Recorded data
****
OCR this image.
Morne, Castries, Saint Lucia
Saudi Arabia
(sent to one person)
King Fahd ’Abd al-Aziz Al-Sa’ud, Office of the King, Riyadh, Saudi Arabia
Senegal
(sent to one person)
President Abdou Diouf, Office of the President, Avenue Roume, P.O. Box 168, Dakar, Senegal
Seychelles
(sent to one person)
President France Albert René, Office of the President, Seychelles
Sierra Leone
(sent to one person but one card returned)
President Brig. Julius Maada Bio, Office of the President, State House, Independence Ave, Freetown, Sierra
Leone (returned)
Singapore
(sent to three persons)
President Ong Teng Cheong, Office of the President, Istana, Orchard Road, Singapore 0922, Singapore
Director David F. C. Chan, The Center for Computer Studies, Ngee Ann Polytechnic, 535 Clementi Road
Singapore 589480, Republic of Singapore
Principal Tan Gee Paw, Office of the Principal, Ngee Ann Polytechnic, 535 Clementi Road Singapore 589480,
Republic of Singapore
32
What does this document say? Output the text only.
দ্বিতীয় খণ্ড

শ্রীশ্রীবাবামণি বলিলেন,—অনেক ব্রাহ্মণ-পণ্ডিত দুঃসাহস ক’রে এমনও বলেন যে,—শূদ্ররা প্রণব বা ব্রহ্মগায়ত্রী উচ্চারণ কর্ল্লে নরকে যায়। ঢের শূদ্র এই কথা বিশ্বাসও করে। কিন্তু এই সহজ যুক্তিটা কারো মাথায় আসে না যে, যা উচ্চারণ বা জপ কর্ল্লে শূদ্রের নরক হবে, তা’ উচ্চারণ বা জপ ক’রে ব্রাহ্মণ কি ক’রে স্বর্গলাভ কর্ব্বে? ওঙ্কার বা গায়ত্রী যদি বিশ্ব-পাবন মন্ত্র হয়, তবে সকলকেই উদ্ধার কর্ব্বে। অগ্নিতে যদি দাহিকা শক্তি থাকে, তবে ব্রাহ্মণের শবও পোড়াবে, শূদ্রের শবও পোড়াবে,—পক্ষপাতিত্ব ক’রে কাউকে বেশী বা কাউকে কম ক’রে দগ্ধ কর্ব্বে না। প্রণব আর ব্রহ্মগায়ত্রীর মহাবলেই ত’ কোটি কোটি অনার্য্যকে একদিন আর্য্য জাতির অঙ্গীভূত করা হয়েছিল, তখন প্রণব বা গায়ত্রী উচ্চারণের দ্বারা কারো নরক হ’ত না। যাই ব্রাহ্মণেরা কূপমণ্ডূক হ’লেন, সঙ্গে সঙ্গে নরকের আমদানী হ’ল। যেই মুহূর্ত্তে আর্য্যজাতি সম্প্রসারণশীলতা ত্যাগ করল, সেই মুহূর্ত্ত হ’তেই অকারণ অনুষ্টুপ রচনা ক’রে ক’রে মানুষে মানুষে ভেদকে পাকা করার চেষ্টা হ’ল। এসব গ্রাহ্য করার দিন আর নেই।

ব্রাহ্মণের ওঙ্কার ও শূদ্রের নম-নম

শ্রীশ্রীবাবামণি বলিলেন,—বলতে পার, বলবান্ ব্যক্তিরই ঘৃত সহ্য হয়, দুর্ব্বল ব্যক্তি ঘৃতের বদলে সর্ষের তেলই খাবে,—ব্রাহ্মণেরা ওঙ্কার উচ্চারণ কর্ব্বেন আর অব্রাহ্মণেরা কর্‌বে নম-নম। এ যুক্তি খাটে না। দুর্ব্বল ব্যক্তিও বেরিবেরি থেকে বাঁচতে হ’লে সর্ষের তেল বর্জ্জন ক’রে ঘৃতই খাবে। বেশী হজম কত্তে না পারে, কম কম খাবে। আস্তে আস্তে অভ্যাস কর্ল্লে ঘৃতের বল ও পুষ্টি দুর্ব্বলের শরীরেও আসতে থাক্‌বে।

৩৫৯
****
Directive: Go through the entries above and copy every line containing "President".

Problem solution:
President Abdou Diouf, Office of the President, Avenue Roume, P.O. Box 168, Dakar, Senegal
President France Albert René, Office of the President, Seychelles
President Brig. Julius Maada Bio, Office of the President, State House, Independence Ave, Freetown, Sierra
President Ong Teng Cheong, Office of the President, Istana, Orchard Road, Singapore 0922, Singapore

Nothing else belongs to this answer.